STATED TASK -
Take the material below and retype it in full; pictures are left out.

Part of a data file -
- - - - -
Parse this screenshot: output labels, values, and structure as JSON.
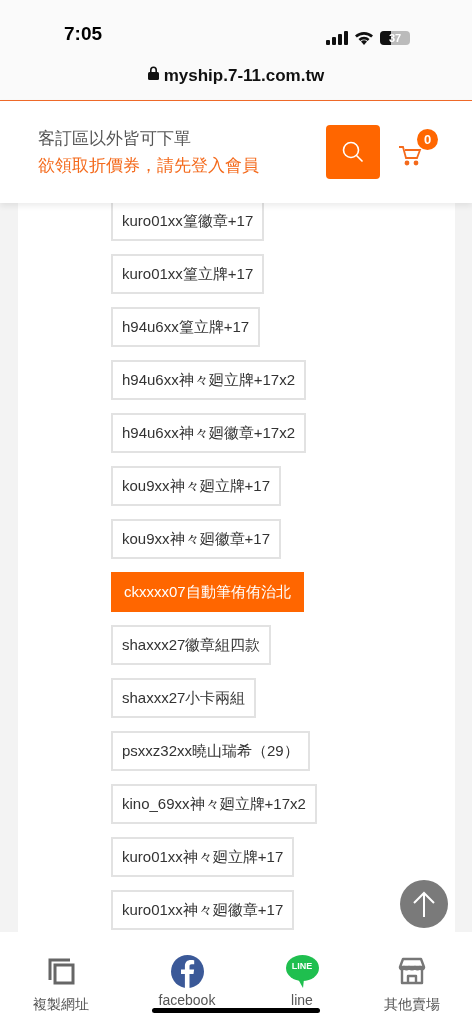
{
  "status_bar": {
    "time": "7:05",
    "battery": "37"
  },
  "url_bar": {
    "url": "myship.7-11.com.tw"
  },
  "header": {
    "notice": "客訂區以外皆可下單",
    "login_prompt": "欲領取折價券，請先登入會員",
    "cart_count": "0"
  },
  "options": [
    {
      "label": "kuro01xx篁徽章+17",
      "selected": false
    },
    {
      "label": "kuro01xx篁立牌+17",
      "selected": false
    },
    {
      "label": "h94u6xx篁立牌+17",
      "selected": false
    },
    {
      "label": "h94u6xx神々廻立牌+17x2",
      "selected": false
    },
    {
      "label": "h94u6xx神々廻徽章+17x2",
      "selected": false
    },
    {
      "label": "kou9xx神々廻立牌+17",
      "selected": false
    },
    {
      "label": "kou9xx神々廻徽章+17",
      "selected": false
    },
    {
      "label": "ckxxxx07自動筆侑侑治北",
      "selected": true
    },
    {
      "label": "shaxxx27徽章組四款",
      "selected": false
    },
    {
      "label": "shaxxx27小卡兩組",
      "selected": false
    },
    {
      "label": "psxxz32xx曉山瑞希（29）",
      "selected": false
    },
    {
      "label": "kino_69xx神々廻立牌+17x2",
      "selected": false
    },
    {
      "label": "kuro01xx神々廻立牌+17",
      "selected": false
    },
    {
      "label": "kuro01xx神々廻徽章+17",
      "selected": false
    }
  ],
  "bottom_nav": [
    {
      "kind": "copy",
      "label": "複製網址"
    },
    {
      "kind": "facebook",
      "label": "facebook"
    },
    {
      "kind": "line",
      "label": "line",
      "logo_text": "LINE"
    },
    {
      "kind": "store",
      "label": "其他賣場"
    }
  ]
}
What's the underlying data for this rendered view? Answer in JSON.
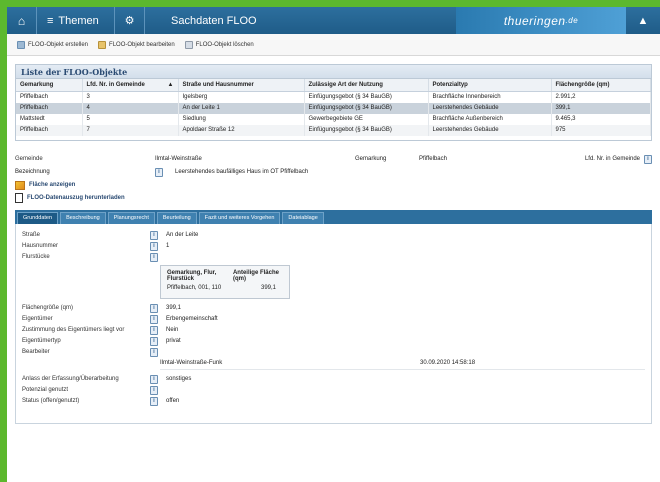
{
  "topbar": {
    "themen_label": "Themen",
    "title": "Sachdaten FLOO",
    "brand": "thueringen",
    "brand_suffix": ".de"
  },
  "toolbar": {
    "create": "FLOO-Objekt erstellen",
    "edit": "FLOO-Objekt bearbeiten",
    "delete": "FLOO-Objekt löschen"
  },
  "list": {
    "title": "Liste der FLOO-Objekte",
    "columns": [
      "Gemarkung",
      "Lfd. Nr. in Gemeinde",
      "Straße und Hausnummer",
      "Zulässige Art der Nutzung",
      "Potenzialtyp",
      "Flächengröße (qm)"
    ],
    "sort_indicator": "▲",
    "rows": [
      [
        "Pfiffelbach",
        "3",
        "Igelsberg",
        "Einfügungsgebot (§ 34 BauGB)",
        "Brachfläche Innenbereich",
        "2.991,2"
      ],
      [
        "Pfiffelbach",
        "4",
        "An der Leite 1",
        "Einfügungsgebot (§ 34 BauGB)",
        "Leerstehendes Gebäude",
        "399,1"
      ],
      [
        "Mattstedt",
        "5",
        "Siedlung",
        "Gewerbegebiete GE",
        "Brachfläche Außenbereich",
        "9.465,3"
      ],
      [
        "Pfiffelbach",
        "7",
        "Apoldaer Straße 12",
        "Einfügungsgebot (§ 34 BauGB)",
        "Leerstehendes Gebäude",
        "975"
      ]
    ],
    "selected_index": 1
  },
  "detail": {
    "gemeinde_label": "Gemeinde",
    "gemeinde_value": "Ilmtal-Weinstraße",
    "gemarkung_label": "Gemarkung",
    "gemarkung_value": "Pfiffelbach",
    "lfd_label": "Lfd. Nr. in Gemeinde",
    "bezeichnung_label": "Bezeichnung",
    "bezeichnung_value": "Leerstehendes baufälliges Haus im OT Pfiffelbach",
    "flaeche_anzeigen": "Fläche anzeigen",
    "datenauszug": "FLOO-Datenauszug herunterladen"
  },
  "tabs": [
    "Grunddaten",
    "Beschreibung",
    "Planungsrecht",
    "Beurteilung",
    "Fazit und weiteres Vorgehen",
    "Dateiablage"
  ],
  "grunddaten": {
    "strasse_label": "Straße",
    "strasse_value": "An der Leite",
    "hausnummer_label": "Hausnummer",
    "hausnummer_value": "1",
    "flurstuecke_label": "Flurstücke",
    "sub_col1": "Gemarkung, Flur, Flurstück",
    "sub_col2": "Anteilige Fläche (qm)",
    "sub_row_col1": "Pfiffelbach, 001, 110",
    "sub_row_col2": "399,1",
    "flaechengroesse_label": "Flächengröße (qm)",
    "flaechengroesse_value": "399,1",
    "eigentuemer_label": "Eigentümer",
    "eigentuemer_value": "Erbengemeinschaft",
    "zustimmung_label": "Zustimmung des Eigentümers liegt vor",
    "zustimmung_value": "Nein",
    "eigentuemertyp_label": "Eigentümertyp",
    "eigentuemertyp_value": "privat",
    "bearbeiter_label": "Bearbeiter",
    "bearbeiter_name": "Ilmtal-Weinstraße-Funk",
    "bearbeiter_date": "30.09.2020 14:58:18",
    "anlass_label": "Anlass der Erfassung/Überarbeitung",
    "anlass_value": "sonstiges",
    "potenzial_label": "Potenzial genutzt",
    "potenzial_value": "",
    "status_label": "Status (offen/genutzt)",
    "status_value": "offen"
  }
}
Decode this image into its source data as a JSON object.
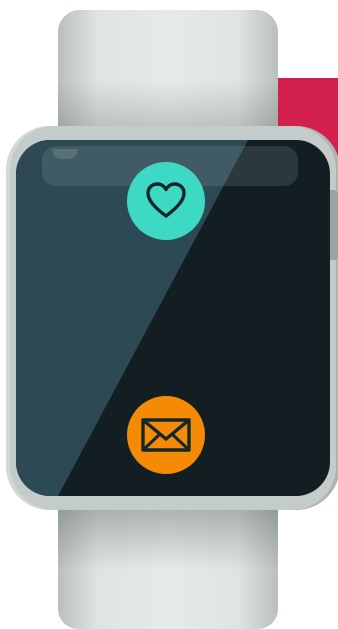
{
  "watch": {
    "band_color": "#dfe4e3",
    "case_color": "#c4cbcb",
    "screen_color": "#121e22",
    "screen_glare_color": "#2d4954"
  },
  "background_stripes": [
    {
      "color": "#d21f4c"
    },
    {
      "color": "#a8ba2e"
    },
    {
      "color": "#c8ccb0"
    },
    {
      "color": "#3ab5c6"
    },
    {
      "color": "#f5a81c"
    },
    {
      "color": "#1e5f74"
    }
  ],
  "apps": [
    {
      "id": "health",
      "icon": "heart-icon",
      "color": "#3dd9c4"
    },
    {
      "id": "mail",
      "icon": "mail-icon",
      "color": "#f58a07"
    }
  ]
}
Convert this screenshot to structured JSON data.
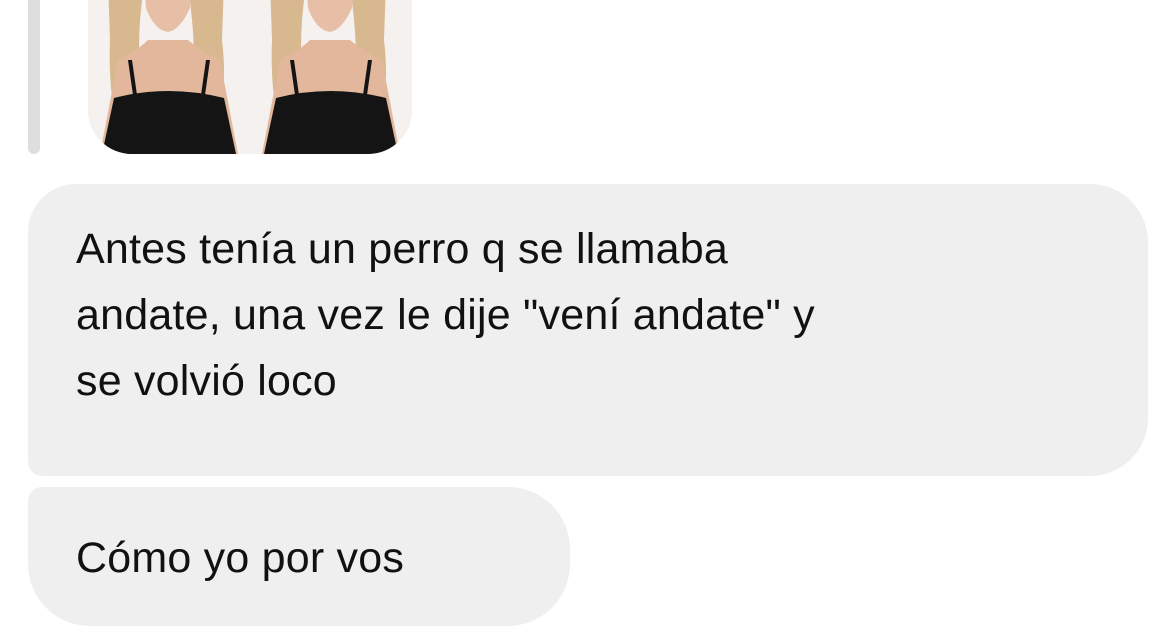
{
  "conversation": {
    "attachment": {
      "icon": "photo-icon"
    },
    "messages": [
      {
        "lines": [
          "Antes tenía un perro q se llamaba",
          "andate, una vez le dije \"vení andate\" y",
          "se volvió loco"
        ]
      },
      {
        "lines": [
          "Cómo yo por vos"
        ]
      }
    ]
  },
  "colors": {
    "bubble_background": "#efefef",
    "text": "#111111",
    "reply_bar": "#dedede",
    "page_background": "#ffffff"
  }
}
- - - - -
WRITTEN SOLUTION -
Parse this screenshot: output labels, values, and structure as JSON.
{
  "status_bar": {
    "time": "7:05",
    "battery": "37"
  },
  "url_bar": {
    "url": "myship.7-11.com.tw"
  },
  "header": {
    "notice": "客訂區以外皆可下單",
    "login_prompt": "欲領取折價券，請先登入會員",
    "cart_count": "0"
  },
  "options": [
    {
      "label": "kuro01xx篁徽章+17",
      "selected": false
    },
    {
      "label": "kuro01xx篁立牌+17",
      "selected": false
    },
    {
      "label": "h94u6xx篁立牌+17",
      "selected": false
    },
    {
      "label": "h94u6xx神々廻立牌+17x2",
      "selected": false
    },
    {
      "label": "h94u6xx神々廻徽章+17x2",
      "selected": false
    },
    {
      "label": "kou9xx神々廻立牌+17",
      "selected": false
    },
    {
      "label": "kou9xx神々廻徽章+17",
      "selected": false
    },
    {
      "label": "ckxxxx07自動筆侑侑治北",
      "selected": true
    },
    {
      "label": "shaxxx27徽章組四款",
      "selected": false
    },
    {
      "label": "shaxxx27小卡兩組",
      "selected": false
    },
    {
      "label": "psxxz32xx曉山瑞希（29）",
      "selected": false
    },
    {
      "label": "kino_69xx神々廻立牌+17x2",
      "selected": false
    },
    {
      "label": "kuro01xx神々廻立牌+17",
      "selected": false
    },
    {
      "label": "kuro01xx神々廻徽章+17",
      "selected": false
    }
  ],
  "bottom_nav": [
    {
      "kind": "copy",
      "label": "複製網址"
    },
    {
      "kind": "facebook",
      "label": "facebook"
    },
    {
      "kind": "line",
      "label": "line",
      "logo_text": "LINE"
    },
    {
      "kind": "store",
      "label": "其他賣場"
    }
  ]
}
What's the underlying data for this rendered view? Answer in JSON.
{
  "topbar": {
    "themen_label": "Themen",
    "title": "Sachdaten FLOO",
    "brand": "thueringen",
    "brand_suffix": ".de"
  },
  "toolbar": {
    "create": "FLOO-Objekt erstellen",
    "edit": "FLOO-Objekt bearbeiten",
    "delete": "FLOO-Objekt löschen"
  },
  "list": {
    "title": "Liste der FLOO-Objekte",
    "columns": [
      "Gemarkung",
      "Lfd. Nr. in Gemeinde",
      "Straße und Hausnummer",
      "Zulässige Art der Nutzung",
      "Potenzialtyp",
      "Flächengröße (qm)"
    ],
    "sort_indicator": "▲",
    "rows": [
      [
        "Pfiffelbach",
        "3",
        "Igelsberg",
        "Einfügungsgebot (§ 34 BauGB)",
        "Brachfläche Innenbereich",
        "2.991,2"
      ],
      [
        "Pfiffelbach",
        "4",
        "An der Leite 1",
        "Einfügungsgebot (§ 34 BauGB)",
        "Leerstehendes Gebäude",
        "399,1"
      ],
      [
        "Mattstedt",
        "5",
        "Siedlung",
        "Gewerbegebiete GE",
        "Brachfläche Außenbereich",
        "9.465,3"
      ],
      [
        "Pfiffelbach",
        "7",
        "Apoldaer Straße 12",
        "Einfügungsgebot (§ 34 BauGB)",
        "Leerstehendes Gebäude",
        "975"
      ]
    ],
    "selected_index": 1
  },
  "detail": {
    "gemeinde_label": "Gemeinde",
    "gemeinde_value": "Ilmtal-Weinstraße",
    "gemarkung_label": "Gemarkung",
    "gemarkung_value": "Pfiffelbach",
    "lfd_label": "Lfd. Nr. in Gemeinde",
    "bezeichnung_label": "Bezeichnung",
    "bezeichnung_value": "Leerstehendes baufälliges Haus im OT Pfiffelbach",
    "flaeche_anzeigen": "Fläche anzeigen",
    "datenauszug": "FLOO-Datenauszug herunterladen"
  },
  "tabs": [
    "Grunddaten",
    "Beschreibung",
    "Planungsrecht",
    "Beurteilung",
    "Fazit und weiteres Vorgehen",
    "Dateiablage"
  ],
  "grunddaten": {
    "strasse_label": "Straße",
    "strasse_value": "An der Leite",
    "hausnummer_label": "Hausnummer",
    "hausnummer_value": "1",
    "flurstuecke_label": "Flurstücke",
    "sub_col1": "Gemarkung, Flur, Flurstück",
    "sub_col2": "Anteilige Fläche (qm)",
    "sub_row_col1": "Pfiffelbach, 001, 110",
    "sub_row_col2": "399,1",
    "flaechengroesse_label": "Flächengröße (qm)",
    "flaechengroesse_value": "399,1",
    "eigentuemer_label": "Eigentümer",
    "eigentuemer_value": "Erbengemeinschaft",
    "zustimmung_label": "Zustimmung des Eigentümers liegt vor",
    "zustimmung_value": "Nein",
    "eigentuemertyp_label": "Eigentümertyp",
    "eigentuemertyp_value": "privat",
    "bearbeiter_label": "Bearbeiter",
    "bearbeiter_name": "Ilmtal-Weinstraße-Funk",
    "bearbeiter_date": "30.09.2020 14:58:18",
    "anlass_label": "Anlass der Erfassung/Überarbeitung",
    "anlass_value": "sonstiges",
    "potenzial_label": "Potenzial genutzt",
    "potenzial_value": "",
    "status_label": "Status (offen/genutzt)",
    "status_value": "offen"
  }
}
Decode this image into its source data as a JSON object.
{
  "watch": {
    "band_color": "#dfe4e3",
    "case_color": "#c4cbcb",
    "screen_color": "#121e22",
    "screen_glare_color": "#2d4954"
  },
  "background_stripes": [
    {
      "color": "#d21f4c"
    },
    {
      "color": "#a8ba2e"
    },
    {
      "color": "#c8ccb0"
    },
    {
      "color": "#3ab5c6"
    },
    {
      "color": "#f5a81c"
    },
    {
      "color": "#1e5f74"
    }
  ],
  "apps": [
    {
      "id": "health",
      "icon": "heart-icon",
      "color": "#3dd9c4"
    },
    {
      "id": "mail",
      "icon": "mail-icon",
      "color": "#f58a07"
    }
  ]
}
Convert this screenshot to structured JSON data.
{
  "conversation": {
    "attachment": {
      "icon": "photo-icon"
    },
    "messages": [
      {
        "lines": [
          "Antes tenía un perro q se llamaba",
          "andate, una vez le dije \"vení andate\" y",
          "se volvió loco"
        ]
      },
      {
        "lines": [
          "Cómo yo por vos"
        ]
      }
    ]
  },
  "colors": {
    "bubble_background": "#efefef",
    "text": "#111111",
    "reply_bar": "#dedede",
    "page_background": "#ffffff"
  }
}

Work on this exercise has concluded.